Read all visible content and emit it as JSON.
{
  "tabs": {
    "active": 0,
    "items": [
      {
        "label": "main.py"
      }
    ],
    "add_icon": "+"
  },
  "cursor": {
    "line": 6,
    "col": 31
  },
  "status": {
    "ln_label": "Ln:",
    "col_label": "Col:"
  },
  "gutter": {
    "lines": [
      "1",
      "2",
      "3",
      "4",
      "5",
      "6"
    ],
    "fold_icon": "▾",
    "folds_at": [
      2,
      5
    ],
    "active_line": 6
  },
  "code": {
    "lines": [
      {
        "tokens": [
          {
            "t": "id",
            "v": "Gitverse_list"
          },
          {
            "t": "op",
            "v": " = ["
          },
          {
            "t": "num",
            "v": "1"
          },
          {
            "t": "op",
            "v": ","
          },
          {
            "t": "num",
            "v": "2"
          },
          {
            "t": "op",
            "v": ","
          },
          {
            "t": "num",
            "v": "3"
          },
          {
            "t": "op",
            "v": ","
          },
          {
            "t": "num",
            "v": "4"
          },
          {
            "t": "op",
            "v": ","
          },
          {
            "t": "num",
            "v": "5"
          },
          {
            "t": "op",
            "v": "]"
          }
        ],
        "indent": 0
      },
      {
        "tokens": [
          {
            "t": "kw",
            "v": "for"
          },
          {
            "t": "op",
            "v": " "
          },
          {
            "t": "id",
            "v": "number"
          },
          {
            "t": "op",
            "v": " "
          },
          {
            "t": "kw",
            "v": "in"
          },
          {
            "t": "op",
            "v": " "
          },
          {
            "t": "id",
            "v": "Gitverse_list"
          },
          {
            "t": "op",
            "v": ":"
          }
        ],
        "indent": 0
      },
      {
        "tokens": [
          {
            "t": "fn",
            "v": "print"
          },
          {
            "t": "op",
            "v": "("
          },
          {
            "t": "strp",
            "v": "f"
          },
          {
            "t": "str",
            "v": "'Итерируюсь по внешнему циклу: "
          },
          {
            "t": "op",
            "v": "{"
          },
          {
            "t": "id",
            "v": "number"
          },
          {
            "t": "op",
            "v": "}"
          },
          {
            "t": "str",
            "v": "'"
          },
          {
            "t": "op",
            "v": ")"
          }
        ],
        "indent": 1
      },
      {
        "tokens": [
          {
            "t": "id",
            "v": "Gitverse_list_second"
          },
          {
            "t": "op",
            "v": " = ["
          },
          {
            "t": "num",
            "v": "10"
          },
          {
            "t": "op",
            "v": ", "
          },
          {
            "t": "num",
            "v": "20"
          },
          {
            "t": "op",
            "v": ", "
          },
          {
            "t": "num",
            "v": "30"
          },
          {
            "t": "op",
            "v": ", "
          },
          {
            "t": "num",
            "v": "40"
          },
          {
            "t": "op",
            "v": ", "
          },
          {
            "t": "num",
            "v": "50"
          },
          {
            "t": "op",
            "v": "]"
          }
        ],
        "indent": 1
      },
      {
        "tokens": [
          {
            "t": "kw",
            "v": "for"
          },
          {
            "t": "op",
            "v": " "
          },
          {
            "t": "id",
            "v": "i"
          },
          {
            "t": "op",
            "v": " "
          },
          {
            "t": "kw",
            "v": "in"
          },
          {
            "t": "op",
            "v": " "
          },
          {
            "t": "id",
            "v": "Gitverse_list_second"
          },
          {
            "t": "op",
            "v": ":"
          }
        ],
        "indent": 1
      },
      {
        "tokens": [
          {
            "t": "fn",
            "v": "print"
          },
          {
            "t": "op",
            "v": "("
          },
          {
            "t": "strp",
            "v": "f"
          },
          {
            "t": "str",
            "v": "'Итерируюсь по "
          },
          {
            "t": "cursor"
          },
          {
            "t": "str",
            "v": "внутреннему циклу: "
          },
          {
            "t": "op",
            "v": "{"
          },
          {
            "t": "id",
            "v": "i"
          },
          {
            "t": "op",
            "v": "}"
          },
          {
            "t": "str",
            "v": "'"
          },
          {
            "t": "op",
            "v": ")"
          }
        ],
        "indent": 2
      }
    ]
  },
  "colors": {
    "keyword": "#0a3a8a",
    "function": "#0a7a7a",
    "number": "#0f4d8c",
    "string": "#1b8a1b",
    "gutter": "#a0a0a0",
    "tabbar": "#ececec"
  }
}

* [Exercise task] Using the data above, copy each line that contains "циклу".

* [The completed task]
            "v": "'Итерируюсь по внешнему циклу: "
            "v": "внутреннему циклу: "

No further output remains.